#### TASK DIRECTIONS
Scan the entries below and extract each line with the word "moving" in it.
— START OF INPUT MATERIAL —
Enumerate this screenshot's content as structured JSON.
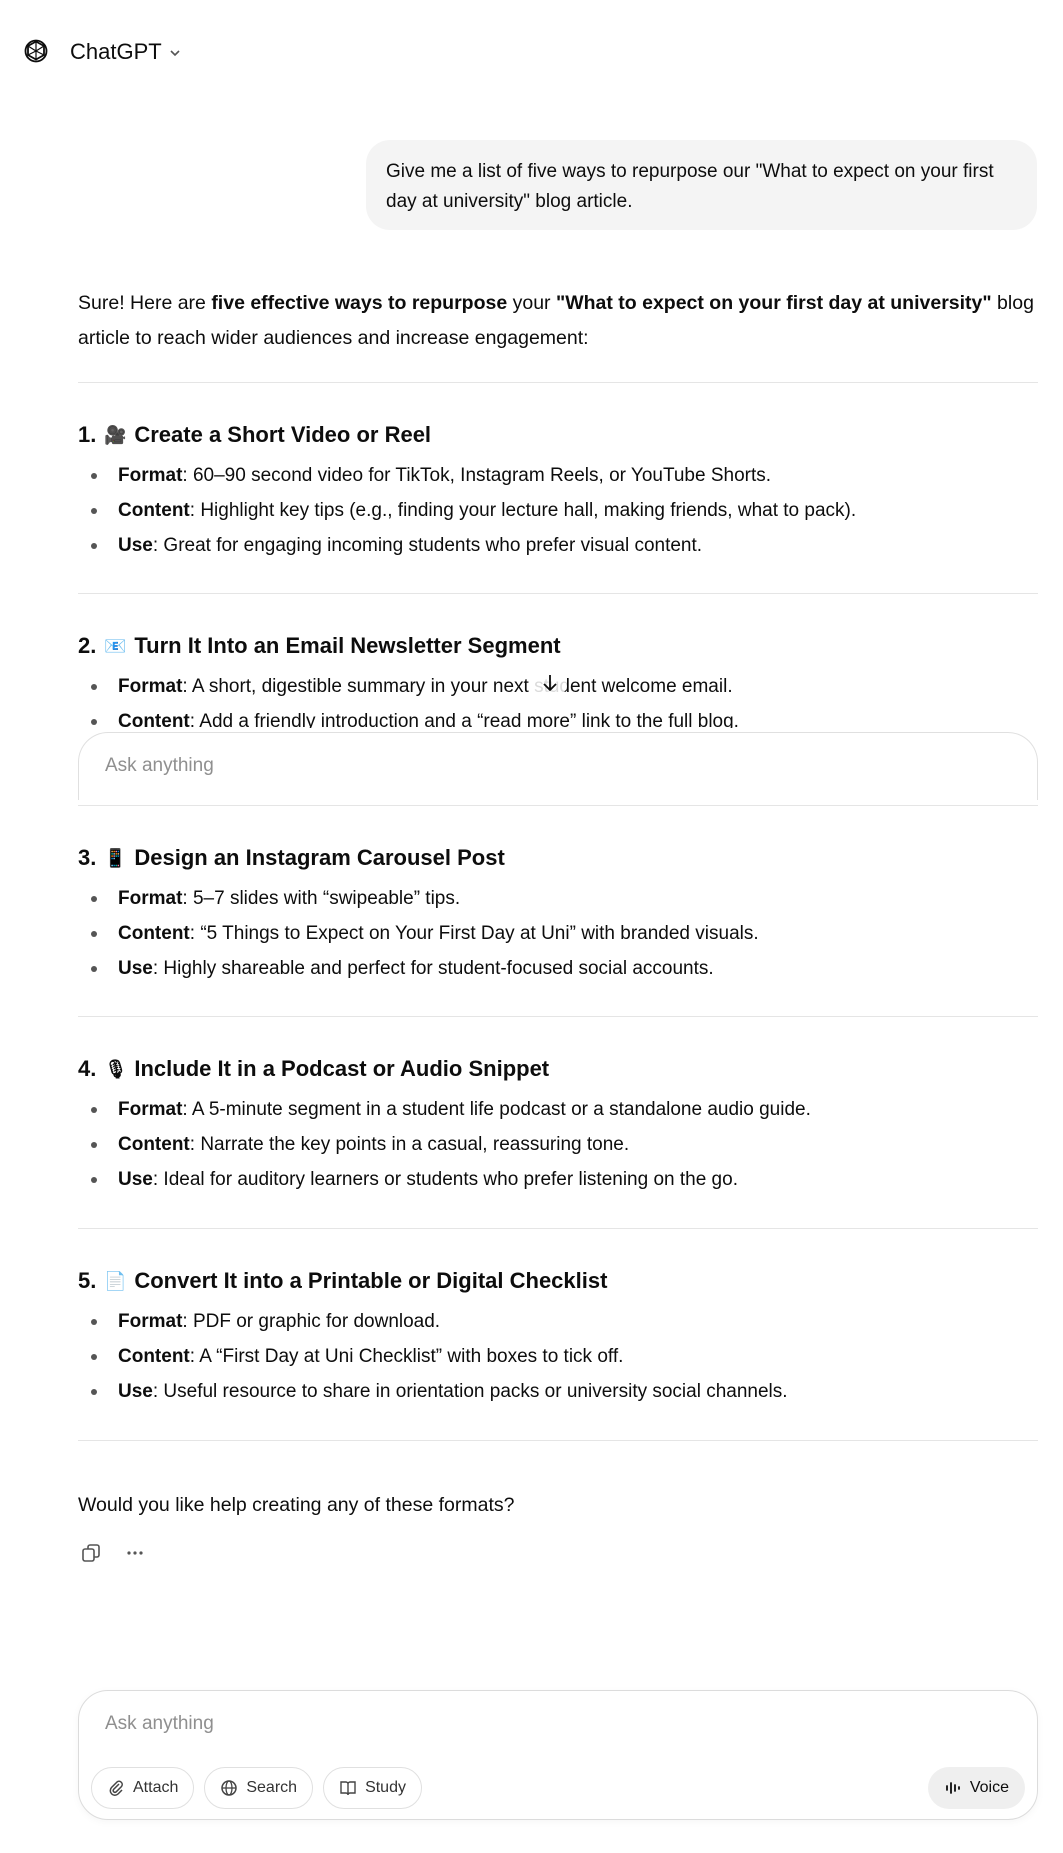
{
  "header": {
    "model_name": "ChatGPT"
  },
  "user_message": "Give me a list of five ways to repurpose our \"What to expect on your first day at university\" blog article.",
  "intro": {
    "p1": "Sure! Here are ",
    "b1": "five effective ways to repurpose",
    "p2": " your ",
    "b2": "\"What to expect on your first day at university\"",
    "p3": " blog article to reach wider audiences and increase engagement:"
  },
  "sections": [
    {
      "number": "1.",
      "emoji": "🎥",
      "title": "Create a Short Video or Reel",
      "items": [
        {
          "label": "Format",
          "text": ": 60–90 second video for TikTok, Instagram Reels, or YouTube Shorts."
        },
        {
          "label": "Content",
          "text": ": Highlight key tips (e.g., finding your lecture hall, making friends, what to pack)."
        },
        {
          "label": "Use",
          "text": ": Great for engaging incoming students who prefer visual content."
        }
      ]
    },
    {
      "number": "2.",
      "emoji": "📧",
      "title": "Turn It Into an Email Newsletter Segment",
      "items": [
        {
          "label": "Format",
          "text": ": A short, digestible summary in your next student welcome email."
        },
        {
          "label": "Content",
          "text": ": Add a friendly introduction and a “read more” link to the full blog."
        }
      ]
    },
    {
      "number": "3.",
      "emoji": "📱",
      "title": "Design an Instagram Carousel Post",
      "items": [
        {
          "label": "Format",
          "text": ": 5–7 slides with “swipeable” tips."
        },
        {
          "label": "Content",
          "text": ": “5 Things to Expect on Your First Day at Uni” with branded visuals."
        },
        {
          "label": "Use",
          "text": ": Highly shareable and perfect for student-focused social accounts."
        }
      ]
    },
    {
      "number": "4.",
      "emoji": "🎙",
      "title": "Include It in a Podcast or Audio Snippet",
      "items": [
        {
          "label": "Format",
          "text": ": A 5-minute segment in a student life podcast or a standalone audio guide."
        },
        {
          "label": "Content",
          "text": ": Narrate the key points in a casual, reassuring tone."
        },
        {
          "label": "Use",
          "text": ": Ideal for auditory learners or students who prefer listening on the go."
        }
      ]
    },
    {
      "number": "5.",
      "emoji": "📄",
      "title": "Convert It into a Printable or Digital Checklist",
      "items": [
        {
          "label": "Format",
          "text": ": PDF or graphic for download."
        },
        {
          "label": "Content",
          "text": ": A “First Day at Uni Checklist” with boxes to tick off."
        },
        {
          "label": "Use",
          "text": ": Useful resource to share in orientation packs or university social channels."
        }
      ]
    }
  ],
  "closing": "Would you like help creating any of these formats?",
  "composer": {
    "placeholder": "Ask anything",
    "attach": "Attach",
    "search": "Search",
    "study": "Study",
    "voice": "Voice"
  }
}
— END OF INPUT MATERIAL —
— START OF INPUT MATERIAL —
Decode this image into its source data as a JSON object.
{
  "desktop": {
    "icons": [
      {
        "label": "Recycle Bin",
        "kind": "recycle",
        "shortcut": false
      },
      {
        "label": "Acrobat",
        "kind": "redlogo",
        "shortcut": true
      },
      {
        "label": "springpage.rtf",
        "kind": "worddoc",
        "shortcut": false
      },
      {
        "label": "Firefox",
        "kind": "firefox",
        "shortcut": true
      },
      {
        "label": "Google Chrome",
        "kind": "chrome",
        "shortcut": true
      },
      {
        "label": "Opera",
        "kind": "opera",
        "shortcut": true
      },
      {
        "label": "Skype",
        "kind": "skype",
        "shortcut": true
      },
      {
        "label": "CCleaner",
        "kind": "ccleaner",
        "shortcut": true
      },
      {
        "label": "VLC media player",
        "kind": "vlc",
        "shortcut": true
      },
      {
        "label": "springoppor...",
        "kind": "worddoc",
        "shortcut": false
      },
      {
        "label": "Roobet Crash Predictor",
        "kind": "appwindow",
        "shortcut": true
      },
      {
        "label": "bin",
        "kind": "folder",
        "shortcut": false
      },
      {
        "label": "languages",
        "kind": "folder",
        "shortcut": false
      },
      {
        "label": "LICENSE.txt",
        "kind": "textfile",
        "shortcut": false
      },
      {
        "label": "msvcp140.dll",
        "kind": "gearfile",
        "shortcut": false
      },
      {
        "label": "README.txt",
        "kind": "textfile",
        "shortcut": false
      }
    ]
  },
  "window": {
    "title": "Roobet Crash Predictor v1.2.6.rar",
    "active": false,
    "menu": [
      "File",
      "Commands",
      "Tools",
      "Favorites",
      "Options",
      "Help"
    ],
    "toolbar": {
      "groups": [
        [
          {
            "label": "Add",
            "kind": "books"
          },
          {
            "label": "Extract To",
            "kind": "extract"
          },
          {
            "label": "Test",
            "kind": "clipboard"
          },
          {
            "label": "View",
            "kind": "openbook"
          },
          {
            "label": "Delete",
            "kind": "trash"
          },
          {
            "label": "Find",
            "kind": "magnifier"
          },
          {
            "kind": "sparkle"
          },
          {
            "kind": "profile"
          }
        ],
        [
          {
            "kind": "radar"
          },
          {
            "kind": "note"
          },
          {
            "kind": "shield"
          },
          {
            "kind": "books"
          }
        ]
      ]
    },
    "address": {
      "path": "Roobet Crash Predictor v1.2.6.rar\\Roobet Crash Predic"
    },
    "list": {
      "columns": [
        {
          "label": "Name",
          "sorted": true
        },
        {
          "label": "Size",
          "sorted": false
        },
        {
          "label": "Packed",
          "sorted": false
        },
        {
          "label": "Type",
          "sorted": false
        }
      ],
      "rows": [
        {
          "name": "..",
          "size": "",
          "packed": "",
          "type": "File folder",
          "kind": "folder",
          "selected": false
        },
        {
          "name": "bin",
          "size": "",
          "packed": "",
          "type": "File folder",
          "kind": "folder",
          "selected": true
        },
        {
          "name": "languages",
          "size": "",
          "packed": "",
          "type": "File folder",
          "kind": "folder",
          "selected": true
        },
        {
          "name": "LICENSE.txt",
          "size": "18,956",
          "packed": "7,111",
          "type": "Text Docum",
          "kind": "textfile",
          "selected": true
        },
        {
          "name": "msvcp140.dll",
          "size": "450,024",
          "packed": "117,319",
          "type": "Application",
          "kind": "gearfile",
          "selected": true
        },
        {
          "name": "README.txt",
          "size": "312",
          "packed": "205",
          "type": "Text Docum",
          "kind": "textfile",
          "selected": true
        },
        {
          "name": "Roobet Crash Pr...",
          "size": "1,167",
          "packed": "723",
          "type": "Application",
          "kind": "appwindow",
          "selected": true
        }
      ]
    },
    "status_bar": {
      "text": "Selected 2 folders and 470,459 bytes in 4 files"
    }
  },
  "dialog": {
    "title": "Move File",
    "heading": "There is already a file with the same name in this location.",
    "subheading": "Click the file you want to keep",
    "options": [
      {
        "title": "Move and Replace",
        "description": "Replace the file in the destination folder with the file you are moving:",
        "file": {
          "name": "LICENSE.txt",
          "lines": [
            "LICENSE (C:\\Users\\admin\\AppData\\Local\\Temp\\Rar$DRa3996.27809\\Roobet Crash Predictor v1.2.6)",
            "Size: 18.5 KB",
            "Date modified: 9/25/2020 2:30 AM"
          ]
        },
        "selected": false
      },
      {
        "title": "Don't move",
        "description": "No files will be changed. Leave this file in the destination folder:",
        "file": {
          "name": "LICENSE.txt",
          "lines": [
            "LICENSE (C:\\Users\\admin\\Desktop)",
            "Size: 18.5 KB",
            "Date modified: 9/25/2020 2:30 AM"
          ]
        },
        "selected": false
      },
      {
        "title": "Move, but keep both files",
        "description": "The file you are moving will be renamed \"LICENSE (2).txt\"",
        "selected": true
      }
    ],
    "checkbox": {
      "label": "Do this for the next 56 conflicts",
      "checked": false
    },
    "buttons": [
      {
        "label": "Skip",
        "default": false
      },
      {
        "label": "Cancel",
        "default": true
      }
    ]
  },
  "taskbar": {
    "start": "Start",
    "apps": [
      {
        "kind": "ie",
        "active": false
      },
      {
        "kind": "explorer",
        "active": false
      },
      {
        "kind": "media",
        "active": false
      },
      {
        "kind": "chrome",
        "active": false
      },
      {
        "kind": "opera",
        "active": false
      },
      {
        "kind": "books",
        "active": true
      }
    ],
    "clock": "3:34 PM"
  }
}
— END OF INPUT MATERIAL —
— START OF INPUT MATERIAL —
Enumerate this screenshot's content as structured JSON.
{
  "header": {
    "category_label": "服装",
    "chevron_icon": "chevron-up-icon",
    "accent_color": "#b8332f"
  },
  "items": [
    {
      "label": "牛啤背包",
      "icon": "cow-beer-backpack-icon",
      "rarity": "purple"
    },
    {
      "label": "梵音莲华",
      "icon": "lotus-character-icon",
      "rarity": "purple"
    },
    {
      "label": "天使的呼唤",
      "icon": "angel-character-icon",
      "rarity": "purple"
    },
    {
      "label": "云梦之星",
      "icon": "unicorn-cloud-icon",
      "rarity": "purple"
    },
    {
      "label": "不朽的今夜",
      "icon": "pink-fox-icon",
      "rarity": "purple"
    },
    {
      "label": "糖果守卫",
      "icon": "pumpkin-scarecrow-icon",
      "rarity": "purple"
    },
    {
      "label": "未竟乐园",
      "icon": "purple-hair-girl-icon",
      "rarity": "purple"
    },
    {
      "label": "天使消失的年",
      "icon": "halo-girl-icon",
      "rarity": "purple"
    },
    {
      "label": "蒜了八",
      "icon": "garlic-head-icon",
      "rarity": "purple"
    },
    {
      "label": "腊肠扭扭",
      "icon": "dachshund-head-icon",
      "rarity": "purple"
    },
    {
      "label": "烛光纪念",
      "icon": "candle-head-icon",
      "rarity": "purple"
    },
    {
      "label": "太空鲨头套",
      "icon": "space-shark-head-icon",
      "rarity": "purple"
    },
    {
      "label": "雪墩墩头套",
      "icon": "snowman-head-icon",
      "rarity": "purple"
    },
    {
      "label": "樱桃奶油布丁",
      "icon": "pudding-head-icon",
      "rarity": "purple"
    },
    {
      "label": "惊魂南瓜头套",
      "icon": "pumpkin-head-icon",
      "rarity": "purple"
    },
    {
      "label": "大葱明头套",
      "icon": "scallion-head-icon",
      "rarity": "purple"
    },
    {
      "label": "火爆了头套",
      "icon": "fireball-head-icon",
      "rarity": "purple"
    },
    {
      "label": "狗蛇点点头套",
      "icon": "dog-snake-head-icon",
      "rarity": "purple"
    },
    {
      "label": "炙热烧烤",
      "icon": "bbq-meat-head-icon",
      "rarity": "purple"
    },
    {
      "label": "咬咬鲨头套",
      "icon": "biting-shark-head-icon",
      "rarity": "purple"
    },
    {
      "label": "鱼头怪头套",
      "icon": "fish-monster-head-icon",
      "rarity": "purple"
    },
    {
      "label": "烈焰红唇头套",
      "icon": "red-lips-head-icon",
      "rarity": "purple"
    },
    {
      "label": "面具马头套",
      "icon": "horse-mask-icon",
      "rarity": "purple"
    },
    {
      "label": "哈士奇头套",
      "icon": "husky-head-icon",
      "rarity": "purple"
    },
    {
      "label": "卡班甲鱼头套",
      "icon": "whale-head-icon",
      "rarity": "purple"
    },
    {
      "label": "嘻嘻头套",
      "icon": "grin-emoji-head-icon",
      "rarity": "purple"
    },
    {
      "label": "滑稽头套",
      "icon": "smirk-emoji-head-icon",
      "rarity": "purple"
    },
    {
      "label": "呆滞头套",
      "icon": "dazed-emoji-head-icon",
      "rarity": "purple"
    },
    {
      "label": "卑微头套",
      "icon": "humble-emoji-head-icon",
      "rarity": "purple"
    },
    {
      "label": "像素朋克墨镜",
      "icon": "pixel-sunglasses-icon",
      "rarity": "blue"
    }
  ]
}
— END OF INPUT MATERIAL —
#### SOLUTION FOR THIS PROBLEM
        "description": "Replace the file in the destination folder with the file you are moving:",
        "description": "The file you are moving will be renamed \"LICENSE (2).txt\"",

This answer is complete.